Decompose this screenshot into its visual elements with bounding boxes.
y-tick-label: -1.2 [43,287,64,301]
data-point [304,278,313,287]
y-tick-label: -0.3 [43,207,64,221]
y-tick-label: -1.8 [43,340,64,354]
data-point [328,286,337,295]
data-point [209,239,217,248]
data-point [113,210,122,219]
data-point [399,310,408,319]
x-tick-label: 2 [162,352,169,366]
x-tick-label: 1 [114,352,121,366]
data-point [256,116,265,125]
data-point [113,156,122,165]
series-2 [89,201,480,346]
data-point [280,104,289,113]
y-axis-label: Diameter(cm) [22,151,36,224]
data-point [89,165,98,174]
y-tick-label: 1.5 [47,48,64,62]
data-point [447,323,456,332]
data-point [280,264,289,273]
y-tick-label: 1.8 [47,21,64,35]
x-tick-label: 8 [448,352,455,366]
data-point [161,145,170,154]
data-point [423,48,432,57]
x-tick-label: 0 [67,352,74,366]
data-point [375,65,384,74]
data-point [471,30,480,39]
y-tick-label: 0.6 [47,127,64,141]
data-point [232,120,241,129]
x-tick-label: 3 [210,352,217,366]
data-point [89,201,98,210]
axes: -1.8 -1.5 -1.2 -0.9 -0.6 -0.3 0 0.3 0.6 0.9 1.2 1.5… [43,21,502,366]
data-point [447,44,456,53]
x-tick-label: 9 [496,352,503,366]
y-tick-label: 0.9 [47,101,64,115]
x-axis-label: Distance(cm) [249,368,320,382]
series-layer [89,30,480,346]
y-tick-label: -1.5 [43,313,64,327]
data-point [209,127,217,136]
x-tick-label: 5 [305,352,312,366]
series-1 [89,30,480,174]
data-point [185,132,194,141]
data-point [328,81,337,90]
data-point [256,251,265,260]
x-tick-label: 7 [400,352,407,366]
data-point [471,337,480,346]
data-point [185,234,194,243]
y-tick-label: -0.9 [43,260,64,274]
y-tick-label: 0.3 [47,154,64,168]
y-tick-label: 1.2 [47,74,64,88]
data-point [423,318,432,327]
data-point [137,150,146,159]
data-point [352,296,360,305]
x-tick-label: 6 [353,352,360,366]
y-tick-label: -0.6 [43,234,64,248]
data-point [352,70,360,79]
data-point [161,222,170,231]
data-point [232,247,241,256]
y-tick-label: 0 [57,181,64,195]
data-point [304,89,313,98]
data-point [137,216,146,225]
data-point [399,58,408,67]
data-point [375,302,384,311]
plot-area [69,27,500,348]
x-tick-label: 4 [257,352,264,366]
-------------------------
● **YOUR GOAL**
Reproduce the data above, everything from the very first line down to the line containing "data-point [399,310,408,319]", including both of those lines.

● **THE COMPLETED TASK**
Decompose this screenshot into its visual elements with bounding boxes.
y-tick-label: -1.2 [43,287,64,301]
data-point [304,278,313,287]
y-tick-label: -0.3 [43,207,64,221]
y-tick-label: -1.8 [43,340,64,354]
data-point [328,286,337,295]
data-point [209,239,217,248]
data-point [113,210,122,219]
data-point [399,310,408,319]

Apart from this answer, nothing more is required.